— RECORDS SHOWN —
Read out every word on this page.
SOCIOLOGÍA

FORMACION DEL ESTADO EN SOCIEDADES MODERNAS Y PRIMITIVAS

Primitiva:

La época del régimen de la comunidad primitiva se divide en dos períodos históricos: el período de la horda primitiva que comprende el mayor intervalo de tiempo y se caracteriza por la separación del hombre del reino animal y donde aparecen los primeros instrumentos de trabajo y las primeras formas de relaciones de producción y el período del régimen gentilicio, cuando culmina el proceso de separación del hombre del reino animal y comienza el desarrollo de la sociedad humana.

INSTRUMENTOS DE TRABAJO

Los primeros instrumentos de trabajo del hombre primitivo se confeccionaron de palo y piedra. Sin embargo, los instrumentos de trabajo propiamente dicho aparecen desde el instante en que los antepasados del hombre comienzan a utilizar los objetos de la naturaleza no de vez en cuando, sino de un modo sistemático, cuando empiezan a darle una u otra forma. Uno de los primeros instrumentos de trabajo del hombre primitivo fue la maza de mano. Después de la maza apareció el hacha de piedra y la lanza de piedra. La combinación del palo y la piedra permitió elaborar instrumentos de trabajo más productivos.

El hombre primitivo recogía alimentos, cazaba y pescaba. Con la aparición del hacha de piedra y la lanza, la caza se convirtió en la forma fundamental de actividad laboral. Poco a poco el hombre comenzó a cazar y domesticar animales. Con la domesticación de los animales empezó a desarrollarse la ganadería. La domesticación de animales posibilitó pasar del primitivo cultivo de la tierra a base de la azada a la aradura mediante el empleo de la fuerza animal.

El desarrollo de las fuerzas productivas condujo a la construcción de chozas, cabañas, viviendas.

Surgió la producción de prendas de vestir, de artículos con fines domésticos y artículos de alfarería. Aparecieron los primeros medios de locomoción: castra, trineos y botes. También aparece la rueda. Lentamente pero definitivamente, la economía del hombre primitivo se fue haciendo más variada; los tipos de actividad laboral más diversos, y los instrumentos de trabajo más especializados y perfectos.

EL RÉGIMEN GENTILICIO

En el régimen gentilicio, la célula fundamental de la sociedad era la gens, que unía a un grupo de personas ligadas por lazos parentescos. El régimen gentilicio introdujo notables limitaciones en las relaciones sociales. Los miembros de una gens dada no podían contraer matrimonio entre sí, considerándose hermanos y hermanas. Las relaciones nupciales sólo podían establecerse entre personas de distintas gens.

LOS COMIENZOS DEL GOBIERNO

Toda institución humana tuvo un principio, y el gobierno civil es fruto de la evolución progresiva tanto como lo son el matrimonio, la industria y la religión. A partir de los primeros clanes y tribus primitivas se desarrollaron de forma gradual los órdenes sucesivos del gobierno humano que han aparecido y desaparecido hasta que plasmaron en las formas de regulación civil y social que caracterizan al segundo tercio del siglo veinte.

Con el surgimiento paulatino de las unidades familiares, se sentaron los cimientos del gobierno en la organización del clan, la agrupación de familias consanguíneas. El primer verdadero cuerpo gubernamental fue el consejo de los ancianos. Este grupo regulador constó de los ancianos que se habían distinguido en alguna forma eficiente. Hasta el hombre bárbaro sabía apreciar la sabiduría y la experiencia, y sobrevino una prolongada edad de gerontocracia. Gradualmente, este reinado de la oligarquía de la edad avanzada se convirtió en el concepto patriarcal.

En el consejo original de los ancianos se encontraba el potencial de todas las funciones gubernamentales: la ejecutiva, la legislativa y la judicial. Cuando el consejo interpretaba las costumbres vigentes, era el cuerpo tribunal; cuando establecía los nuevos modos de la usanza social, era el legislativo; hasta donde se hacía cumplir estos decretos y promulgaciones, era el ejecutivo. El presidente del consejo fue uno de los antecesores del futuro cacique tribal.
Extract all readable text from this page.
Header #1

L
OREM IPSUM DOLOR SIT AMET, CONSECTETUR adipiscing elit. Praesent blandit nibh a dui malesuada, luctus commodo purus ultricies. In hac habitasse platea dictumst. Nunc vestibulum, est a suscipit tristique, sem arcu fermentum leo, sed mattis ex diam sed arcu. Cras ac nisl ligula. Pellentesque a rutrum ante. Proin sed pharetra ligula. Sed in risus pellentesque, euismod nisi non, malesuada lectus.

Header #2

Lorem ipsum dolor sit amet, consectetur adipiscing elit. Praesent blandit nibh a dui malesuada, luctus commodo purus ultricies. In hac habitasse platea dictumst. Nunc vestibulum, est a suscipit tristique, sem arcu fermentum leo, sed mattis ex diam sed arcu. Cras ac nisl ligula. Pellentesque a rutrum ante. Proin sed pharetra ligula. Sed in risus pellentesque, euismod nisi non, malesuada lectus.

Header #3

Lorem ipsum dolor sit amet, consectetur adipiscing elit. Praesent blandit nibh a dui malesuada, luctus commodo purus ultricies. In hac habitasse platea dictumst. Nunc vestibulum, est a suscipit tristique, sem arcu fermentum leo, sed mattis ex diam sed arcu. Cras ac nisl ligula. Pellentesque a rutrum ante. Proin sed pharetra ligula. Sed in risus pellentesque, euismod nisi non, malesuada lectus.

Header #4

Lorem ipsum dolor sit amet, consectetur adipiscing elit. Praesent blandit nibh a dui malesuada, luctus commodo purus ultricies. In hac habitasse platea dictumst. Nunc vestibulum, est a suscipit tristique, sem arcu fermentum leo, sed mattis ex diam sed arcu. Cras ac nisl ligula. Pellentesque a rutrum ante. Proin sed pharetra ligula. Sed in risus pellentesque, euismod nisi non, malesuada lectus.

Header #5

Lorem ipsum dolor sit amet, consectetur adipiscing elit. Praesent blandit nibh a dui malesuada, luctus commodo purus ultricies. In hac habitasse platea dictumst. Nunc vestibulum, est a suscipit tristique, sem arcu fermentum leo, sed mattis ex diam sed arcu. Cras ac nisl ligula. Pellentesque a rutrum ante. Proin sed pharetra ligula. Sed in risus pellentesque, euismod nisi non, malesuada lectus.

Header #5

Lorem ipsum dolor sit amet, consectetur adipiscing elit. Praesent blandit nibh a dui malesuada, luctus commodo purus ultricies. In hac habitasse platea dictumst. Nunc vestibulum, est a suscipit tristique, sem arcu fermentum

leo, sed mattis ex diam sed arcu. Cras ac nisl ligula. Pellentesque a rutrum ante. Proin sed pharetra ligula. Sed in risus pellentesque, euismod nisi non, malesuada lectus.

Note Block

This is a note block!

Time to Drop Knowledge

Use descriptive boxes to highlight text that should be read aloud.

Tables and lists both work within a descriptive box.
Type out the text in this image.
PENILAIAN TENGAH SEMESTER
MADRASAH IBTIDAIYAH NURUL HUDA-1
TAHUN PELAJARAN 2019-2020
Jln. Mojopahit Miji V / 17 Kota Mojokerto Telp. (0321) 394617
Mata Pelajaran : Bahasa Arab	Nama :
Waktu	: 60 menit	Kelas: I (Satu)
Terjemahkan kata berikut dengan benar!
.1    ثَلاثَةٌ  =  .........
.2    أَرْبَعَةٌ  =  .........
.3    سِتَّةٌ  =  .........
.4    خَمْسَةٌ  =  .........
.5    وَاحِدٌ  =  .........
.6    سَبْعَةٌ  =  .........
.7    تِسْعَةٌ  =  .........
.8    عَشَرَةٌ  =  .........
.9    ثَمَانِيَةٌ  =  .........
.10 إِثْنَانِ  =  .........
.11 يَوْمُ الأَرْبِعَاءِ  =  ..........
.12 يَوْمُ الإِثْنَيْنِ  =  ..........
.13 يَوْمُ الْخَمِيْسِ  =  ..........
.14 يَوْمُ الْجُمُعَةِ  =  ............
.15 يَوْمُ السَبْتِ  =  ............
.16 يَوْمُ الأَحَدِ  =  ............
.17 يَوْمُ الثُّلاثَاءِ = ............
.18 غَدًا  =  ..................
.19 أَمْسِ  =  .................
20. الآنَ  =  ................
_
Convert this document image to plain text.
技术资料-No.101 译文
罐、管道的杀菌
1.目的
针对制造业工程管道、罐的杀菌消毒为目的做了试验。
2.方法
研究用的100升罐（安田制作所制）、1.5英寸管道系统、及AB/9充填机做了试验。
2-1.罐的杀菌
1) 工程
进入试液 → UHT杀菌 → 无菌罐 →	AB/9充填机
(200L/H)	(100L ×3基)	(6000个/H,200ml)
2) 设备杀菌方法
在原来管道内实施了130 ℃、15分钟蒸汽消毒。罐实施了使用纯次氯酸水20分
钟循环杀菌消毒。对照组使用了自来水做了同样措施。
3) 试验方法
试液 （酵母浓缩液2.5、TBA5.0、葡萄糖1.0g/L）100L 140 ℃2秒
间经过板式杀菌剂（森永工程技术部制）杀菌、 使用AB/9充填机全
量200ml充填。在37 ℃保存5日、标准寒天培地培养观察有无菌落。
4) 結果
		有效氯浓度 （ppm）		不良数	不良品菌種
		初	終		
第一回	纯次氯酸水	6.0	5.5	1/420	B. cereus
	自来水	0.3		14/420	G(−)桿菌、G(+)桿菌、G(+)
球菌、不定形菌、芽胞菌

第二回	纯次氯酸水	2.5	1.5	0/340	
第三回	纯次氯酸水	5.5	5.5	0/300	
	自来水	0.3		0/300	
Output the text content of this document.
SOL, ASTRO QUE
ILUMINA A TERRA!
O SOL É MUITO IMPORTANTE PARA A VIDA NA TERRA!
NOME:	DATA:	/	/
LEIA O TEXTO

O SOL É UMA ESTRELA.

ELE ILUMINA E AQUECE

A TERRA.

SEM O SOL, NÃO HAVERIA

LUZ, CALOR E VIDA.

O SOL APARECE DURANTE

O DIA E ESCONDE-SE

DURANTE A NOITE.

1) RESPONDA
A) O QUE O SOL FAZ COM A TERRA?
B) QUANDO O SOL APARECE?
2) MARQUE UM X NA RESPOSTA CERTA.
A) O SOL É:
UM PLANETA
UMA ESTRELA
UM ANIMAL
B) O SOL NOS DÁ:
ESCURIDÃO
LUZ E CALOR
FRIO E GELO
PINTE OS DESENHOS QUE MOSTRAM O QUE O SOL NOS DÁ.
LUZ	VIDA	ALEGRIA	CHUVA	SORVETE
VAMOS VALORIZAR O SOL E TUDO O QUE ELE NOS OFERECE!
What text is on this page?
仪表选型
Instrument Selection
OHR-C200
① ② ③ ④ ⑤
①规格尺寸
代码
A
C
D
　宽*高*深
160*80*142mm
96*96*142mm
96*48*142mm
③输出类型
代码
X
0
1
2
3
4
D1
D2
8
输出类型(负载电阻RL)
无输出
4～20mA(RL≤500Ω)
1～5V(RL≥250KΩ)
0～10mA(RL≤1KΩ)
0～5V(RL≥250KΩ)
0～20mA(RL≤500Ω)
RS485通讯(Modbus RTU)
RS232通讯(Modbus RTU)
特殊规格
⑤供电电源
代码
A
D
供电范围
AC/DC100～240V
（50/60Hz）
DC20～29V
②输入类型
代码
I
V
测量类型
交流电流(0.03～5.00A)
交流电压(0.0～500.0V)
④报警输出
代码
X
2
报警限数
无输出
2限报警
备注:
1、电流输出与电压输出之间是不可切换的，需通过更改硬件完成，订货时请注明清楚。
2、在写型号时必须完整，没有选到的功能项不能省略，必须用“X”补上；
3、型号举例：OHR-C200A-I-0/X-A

— WHAT TO WORK ON —
Take every line from the data above that holds "Header" and copy it out.

— WRITTEN REPLY —
Header #1
Header #2
Header #3
Header #4
Header #5
Header #5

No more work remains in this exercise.